Find every line in the records below that holds the word "механизма" and copy it.

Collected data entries

______

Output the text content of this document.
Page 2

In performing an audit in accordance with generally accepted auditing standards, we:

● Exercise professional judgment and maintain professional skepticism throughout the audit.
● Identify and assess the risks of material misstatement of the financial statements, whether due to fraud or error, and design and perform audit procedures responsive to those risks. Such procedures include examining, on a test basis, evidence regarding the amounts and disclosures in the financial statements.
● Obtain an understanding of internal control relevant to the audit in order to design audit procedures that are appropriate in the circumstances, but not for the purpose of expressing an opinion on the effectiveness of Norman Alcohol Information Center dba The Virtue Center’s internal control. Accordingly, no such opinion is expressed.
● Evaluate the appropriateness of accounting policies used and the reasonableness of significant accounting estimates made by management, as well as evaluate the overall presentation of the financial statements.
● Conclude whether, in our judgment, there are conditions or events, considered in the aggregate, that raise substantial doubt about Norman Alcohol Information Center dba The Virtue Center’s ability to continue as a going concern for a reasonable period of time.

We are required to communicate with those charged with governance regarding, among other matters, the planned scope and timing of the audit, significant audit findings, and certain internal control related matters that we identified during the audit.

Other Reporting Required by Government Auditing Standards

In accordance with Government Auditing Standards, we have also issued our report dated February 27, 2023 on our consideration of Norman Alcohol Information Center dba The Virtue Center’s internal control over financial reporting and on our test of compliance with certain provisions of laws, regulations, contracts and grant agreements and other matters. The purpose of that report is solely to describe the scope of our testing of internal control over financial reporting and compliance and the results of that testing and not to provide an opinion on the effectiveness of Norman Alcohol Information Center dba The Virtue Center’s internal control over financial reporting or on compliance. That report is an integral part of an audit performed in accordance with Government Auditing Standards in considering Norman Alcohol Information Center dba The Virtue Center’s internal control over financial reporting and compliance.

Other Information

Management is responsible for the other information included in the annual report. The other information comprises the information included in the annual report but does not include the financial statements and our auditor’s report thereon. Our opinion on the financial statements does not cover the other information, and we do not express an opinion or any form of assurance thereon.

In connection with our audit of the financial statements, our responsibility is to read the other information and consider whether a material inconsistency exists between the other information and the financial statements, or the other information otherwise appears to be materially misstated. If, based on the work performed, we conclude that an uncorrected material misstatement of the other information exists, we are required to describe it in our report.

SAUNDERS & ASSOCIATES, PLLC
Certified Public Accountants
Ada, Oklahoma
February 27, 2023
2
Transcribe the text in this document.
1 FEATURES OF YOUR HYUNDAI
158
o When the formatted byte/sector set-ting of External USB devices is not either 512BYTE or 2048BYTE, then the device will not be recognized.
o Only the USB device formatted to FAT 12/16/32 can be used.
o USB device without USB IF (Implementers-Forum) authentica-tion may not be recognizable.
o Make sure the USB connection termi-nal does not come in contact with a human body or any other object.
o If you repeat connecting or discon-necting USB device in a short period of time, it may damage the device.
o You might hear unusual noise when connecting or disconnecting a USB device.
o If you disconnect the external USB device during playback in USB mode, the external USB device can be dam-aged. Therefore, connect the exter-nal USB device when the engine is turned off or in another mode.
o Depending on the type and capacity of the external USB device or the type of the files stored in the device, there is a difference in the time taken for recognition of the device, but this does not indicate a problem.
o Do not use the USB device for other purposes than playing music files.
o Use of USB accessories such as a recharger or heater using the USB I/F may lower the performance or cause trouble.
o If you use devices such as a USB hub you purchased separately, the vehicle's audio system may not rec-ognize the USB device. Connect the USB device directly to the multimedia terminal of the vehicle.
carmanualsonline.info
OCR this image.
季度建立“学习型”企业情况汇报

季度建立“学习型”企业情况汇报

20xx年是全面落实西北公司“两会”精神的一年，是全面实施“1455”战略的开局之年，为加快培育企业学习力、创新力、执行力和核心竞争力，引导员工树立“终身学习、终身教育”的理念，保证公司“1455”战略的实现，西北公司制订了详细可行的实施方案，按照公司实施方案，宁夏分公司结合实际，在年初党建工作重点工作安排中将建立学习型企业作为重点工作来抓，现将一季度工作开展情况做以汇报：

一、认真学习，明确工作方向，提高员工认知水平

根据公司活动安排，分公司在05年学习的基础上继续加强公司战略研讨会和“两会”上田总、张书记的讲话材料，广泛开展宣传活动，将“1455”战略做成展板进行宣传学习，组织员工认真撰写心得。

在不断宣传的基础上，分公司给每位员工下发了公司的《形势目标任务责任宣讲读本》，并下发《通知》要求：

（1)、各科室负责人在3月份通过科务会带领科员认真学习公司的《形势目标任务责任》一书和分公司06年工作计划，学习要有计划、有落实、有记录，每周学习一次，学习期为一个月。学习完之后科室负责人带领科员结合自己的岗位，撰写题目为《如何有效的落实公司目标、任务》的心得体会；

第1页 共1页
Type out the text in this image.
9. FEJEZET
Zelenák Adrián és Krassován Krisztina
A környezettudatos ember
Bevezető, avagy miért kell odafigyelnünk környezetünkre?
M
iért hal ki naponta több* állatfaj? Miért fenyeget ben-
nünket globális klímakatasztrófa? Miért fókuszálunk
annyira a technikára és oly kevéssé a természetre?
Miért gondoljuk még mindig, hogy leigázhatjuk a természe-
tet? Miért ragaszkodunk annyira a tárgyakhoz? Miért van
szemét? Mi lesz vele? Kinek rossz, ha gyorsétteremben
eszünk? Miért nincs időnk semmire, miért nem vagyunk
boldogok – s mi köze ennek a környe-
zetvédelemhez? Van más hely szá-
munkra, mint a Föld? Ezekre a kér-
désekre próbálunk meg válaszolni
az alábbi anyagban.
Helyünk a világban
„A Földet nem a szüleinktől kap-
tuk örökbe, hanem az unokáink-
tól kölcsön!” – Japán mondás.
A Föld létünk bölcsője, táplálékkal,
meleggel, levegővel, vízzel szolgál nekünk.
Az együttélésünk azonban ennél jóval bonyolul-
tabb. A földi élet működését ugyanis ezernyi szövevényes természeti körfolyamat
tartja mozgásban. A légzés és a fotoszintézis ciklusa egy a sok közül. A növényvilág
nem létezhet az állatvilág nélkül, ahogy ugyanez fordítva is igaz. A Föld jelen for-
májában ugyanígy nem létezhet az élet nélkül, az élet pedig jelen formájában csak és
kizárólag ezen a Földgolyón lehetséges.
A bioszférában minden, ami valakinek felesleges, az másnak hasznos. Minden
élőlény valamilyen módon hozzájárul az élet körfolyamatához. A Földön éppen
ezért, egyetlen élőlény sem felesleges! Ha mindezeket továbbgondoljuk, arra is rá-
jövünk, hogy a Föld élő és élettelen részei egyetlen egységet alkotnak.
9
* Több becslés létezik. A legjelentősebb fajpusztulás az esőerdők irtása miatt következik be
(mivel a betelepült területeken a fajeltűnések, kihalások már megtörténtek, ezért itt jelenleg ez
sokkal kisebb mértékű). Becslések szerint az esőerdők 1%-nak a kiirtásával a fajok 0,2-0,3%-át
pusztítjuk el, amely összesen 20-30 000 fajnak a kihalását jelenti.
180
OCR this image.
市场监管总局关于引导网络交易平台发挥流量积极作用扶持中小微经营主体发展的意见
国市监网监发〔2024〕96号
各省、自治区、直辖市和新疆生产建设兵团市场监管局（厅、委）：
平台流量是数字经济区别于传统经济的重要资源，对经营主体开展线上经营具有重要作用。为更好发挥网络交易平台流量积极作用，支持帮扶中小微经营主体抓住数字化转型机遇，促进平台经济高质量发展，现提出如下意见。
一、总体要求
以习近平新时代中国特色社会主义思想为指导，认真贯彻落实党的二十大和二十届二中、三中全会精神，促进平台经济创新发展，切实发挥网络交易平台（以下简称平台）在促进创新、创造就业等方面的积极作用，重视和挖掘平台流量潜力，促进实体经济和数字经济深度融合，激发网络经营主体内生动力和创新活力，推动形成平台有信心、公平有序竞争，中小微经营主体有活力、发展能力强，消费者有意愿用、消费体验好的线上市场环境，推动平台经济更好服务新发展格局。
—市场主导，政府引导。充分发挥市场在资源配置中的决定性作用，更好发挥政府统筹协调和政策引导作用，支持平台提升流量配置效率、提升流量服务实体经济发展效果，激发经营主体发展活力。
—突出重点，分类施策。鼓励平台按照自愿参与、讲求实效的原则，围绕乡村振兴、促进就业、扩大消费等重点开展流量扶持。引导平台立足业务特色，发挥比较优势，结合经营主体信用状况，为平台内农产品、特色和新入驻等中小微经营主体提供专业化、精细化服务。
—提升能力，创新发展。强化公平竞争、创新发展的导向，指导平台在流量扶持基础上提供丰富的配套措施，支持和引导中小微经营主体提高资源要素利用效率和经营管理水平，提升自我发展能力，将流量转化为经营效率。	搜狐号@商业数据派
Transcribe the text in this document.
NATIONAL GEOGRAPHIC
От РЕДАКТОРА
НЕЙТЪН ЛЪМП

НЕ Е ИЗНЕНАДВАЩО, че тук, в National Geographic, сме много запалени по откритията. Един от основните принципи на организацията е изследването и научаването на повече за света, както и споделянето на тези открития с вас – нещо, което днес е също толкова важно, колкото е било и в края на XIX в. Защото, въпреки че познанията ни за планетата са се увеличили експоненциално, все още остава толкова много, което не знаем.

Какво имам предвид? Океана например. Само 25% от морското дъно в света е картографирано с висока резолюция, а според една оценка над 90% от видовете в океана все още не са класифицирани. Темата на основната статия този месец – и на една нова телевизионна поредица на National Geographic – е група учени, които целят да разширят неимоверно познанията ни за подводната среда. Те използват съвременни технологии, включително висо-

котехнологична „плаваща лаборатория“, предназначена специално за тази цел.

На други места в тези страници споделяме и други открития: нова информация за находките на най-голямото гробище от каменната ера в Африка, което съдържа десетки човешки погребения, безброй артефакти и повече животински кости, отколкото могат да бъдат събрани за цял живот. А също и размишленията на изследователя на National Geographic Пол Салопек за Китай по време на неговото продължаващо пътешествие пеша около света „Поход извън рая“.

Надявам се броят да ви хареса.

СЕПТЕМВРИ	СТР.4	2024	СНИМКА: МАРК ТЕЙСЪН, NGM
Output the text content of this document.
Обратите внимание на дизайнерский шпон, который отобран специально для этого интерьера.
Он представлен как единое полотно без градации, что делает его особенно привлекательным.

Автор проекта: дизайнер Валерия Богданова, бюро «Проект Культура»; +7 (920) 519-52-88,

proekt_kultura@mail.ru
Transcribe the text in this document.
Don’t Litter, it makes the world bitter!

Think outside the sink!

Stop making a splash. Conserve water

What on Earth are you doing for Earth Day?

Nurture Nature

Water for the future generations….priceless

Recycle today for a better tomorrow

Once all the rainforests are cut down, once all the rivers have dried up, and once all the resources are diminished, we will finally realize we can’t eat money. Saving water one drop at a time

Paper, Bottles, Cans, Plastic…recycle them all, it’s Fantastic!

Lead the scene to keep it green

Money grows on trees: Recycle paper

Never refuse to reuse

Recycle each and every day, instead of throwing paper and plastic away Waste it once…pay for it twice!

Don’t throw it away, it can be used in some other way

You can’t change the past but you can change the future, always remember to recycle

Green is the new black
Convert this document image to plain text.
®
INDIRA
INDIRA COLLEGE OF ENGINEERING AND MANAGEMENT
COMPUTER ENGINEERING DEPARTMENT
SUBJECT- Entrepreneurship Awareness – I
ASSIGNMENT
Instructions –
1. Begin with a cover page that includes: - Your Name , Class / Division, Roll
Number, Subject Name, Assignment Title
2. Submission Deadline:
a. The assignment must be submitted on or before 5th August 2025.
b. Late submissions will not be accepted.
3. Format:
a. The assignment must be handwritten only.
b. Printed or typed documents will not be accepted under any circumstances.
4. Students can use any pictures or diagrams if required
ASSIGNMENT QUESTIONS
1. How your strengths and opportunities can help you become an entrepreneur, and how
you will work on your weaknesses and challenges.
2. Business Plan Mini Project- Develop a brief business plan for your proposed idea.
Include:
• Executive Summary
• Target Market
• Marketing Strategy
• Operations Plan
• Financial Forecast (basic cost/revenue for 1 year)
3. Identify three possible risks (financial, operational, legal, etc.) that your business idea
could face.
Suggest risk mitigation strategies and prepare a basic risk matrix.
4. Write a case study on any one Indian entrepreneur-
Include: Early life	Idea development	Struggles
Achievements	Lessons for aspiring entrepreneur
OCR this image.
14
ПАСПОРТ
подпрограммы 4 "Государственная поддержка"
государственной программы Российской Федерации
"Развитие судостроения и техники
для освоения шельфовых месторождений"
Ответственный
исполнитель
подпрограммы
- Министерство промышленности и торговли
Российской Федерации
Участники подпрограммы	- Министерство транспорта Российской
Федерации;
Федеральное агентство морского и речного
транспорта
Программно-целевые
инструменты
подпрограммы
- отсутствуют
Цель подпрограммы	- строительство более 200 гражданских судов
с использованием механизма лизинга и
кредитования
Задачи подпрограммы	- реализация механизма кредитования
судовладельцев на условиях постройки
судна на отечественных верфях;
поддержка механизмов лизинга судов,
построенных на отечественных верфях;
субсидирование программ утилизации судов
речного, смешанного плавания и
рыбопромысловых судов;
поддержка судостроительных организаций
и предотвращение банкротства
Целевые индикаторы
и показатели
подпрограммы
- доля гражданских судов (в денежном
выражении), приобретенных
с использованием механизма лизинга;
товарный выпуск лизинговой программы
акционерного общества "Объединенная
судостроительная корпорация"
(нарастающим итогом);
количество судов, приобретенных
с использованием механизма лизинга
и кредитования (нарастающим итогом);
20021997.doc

______

Exercise response
с использованием механизма лизинга и
Задачи подпрограммы	- реализация механизма кредитования
с использованием механизма лизинга;
с использованием механизма лизинга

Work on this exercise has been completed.